Exercise material
★ ★ ★ ★ ★

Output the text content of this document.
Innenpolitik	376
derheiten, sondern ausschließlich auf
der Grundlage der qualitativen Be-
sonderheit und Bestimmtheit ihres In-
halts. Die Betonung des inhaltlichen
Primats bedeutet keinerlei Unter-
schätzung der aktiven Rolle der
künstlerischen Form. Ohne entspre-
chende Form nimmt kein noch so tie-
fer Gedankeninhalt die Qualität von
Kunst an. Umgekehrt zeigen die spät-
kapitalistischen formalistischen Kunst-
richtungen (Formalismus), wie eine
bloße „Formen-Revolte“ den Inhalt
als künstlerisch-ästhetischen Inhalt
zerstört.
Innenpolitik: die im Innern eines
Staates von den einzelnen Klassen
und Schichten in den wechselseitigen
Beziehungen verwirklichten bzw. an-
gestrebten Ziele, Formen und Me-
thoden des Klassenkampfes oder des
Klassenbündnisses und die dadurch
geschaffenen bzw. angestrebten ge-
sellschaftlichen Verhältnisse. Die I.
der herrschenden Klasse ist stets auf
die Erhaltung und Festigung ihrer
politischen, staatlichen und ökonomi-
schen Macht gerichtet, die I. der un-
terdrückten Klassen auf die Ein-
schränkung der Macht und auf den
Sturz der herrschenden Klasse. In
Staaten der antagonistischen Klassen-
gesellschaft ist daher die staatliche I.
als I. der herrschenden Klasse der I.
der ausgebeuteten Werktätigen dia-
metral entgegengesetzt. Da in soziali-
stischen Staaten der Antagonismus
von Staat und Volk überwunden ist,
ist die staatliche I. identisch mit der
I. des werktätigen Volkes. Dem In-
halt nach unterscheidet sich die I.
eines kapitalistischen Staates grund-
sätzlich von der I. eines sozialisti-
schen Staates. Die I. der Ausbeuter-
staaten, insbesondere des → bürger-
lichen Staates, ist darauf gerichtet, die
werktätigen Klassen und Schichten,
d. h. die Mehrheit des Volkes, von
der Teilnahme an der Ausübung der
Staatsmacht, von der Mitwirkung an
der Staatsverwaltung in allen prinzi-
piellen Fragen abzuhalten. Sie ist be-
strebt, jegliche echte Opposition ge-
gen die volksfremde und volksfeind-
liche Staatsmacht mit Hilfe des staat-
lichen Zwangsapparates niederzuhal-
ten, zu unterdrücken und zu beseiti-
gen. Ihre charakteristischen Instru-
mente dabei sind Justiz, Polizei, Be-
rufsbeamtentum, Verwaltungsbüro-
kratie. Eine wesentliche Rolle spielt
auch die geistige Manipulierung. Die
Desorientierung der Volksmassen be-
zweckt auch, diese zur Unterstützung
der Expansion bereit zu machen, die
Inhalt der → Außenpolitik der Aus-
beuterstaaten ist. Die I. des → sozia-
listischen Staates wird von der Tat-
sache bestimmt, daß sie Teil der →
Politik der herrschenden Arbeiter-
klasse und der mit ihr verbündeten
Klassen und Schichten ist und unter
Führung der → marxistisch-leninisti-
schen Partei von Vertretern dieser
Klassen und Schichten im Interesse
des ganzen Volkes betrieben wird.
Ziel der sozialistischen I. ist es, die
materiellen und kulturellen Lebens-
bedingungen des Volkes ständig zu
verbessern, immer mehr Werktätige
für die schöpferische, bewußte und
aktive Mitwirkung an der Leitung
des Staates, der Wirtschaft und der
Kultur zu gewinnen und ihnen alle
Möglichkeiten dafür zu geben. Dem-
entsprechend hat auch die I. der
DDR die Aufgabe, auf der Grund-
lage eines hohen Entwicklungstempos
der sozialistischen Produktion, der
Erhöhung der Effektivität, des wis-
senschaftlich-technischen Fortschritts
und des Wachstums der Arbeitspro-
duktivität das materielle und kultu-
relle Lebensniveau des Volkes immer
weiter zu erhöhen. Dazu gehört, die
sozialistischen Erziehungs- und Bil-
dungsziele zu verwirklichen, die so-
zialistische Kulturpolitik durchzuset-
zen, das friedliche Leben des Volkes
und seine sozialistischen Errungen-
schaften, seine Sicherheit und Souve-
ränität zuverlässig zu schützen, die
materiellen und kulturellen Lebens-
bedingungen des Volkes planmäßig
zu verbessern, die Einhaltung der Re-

★ ★ ★ ★ ★

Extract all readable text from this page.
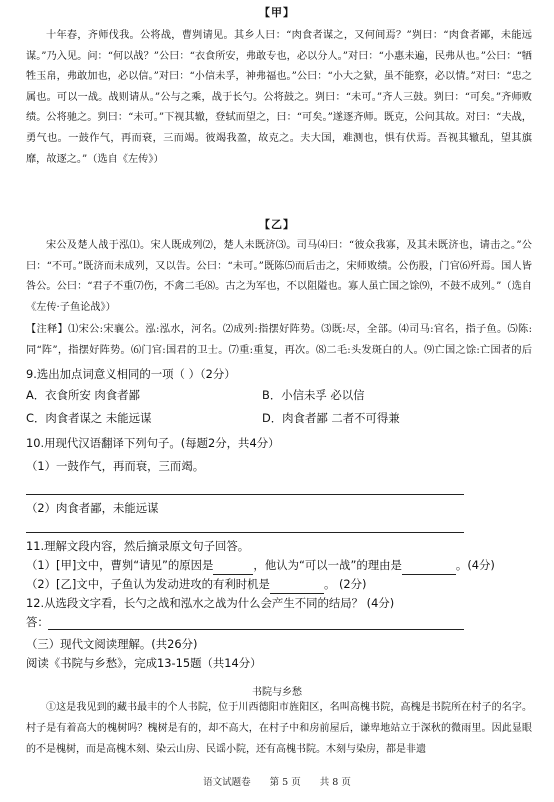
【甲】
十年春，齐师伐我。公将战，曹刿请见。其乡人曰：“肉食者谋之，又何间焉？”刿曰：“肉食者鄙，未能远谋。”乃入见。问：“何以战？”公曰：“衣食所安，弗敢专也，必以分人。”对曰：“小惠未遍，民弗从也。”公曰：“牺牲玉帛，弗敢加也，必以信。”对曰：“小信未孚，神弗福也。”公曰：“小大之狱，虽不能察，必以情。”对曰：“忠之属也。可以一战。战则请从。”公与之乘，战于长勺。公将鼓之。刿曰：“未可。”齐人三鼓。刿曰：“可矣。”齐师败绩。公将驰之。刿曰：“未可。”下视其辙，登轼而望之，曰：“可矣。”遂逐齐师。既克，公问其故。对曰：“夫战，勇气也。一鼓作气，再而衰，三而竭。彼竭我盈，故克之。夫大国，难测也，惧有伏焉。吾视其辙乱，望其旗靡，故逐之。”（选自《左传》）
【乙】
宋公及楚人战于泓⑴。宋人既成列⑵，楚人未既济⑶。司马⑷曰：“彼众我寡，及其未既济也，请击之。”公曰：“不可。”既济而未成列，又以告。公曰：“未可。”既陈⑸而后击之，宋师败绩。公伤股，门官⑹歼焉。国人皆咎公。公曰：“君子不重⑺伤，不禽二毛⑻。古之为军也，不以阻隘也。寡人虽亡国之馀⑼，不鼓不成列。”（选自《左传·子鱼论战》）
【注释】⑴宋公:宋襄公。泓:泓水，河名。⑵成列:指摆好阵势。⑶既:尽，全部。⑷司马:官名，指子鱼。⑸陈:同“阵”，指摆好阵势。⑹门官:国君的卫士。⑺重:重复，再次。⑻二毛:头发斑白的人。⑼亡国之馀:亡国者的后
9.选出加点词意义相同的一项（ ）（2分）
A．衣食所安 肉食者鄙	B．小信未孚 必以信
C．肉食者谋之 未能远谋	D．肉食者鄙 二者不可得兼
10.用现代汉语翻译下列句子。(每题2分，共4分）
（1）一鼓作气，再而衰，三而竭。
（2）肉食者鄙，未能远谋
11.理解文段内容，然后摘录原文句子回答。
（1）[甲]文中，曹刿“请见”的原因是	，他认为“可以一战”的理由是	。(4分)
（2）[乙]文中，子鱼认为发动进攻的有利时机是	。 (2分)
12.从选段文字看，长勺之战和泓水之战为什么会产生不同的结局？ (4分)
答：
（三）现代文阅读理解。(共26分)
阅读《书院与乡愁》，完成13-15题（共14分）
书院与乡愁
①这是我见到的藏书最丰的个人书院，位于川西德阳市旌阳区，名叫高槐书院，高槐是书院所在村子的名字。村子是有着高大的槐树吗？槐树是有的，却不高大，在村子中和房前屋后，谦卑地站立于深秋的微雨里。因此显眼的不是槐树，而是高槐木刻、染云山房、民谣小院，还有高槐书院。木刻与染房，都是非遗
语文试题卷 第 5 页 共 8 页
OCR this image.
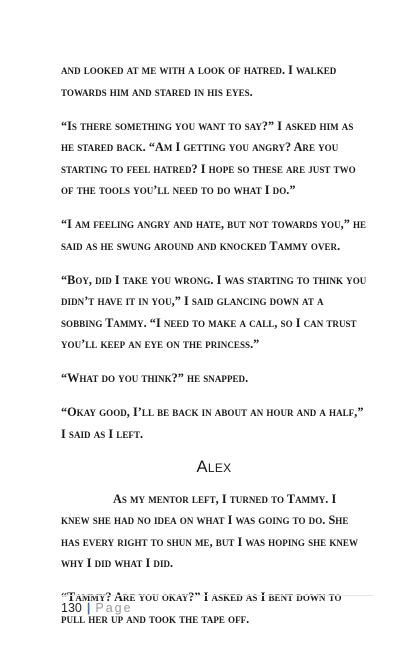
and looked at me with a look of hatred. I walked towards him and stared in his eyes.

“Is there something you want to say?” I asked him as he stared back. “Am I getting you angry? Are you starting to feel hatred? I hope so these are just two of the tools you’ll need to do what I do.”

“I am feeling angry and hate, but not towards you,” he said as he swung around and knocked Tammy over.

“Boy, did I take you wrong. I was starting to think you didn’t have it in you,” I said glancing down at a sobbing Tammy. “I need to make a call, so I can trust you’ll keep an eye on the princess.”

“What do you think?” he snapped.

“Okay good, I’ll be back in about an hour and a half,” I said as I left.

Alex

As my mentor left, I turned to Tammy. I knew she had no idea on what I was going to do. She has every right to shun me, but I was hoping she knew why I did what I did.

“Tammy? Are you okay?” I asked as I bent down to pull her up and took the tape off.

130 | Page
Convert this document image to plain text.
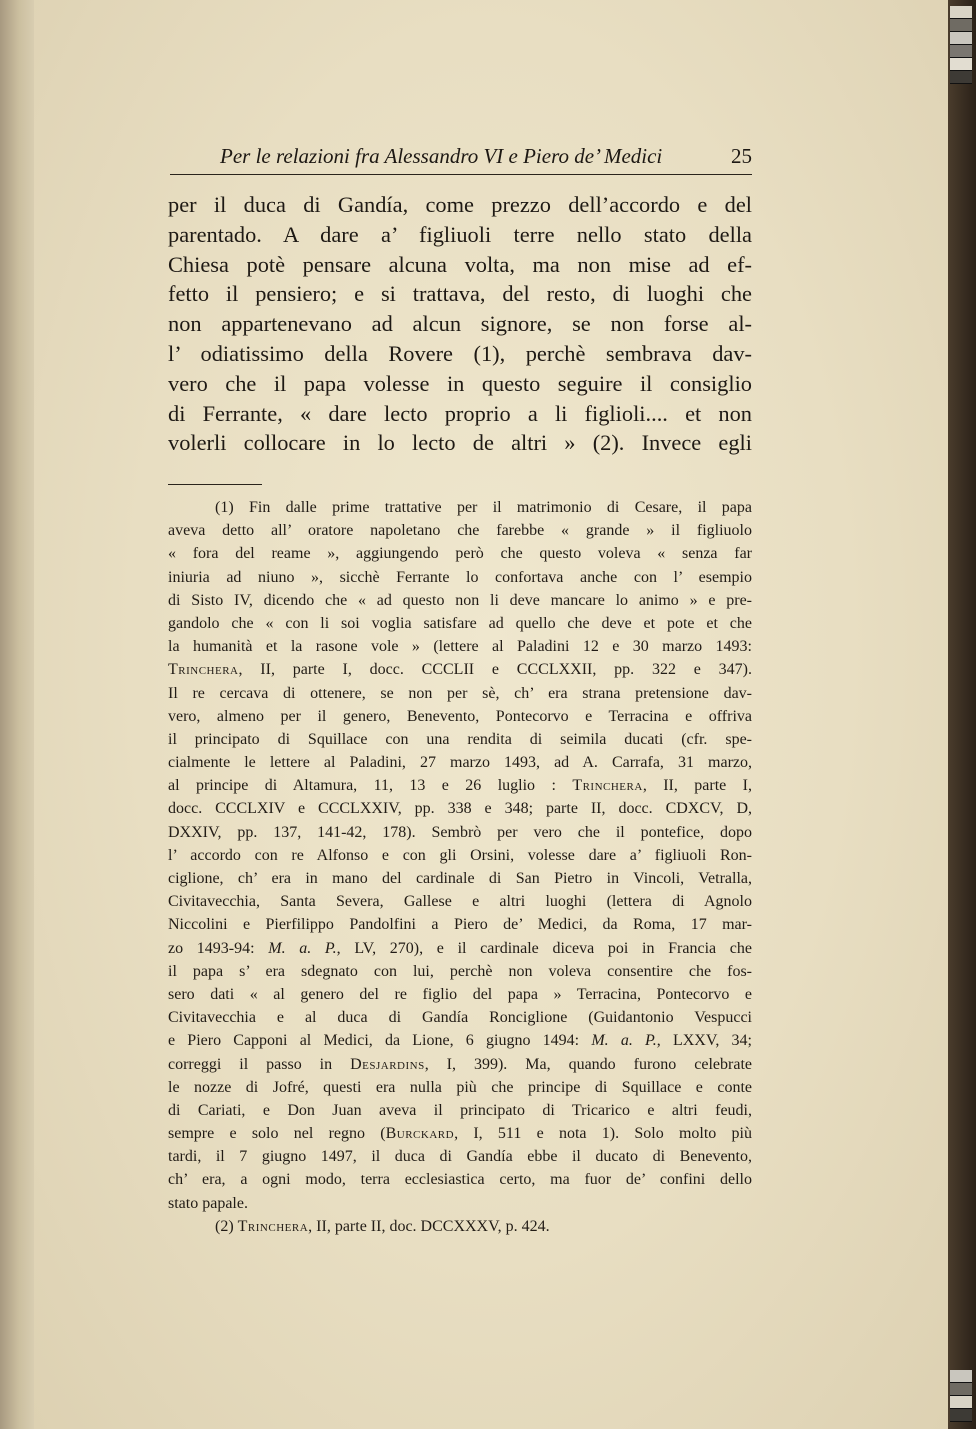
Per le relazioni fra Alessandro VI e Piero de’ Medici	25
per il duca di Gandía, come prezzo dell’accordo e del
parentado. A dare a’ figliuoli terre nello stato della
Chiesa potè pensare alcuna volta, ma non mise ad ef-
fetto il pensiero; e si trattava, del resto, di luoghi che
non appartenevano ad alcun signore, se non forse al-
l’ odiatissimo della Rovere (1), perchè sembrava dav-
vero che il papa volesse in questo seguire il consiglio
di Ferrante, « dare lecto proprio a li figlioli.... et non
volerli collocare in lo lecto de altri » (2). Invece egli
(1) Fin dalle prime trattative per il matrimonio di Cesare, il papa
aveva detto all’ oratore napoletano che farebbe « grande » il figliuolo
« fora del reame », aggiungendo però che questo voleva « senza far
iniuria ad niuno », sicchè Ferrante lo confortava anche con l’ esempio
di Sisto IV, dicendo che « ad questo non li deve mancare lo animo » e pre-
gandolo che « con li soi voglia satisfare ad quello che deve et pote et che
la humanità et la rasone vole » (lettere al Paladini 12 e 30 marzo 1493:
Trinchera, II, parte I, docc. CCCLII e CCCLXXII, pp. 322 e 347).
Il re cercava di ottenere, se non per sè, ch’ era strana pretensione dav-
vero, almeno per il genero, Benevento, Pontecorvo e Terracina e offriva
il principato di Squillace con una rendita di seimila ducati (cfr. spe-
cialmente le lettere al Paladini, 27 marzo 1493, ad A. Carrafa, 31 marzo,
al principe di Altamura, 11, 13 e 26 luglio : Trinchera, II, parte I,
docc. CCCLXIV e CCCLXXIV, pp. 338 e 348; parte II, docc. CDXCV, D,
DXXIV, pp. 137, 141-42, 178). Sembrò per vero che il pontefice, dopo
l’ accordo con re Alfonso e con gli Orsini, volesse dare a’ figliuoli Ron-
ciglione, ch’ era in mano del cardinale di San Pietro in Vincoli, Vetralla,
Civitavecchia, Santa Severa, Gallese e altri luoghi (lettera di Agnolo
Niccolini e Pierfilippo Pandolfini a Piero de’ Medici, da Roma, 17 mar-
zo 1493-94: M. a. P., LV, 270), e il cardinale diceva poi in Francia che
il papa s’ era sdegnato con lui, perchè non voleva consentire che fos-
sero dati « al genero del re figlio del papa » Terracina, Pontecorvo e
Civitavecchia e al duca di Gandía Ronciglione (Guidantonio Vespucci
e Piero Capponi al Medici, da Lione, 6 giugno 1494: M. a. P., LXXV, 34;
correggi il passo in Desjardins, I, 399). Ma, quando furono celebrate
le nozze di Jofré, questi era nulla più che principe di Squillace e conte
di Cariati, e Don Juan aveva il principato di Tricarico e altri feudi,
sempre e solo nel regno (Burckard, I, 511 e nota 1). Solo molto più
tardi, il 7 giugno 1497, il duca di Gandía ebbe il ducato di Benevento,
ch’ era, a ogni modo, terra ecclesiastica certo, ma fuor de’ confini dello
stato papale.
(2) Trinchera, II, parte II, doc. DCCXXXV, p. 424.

★ ★ ★ ★ ★

Exercise task
Report each line of the material above where the word "一鼓作气" appears.

Written answer
十年春，齐师伐我。公将战，曹刿请见。其乡人曰：“肉食者谋之，又何间焉？”刿曰：“肉食者鄙，未能远谋。”乃入见。问：“何以战？”公曰：“衣食所安，弗敢专也，必以分人。”对曰：“小惠未遍，民弗从也。”公曰：“牺牲玉帛，弗敢加也，必以信。”对曰：“小信未孚，神弗福也。”公曰：“小大之狱，虽不能察，必以情。”对曰：“忠之属也。可以一战。战则请从。”公与之乘，战于长勺。公将鼓之。刿曰：“未可。”齐人三鼓。刿曰：“可矣。”齐师败绩。公将驰之。刿曰：“未可。”下视其辙，登轼而望之，曰：“可矣。”遂逐齐师。既克，公问其故。对曰：“夫战，勇气也。一鼓作气，再而衰，三而竭。彼竭我盈，故克之。夫大国，难测也，惧有伏焉。吾视其辙乱，望其旗靡，故逐之。”（选自《左传》）
（1）一鼓作气，再而衰，三而竭。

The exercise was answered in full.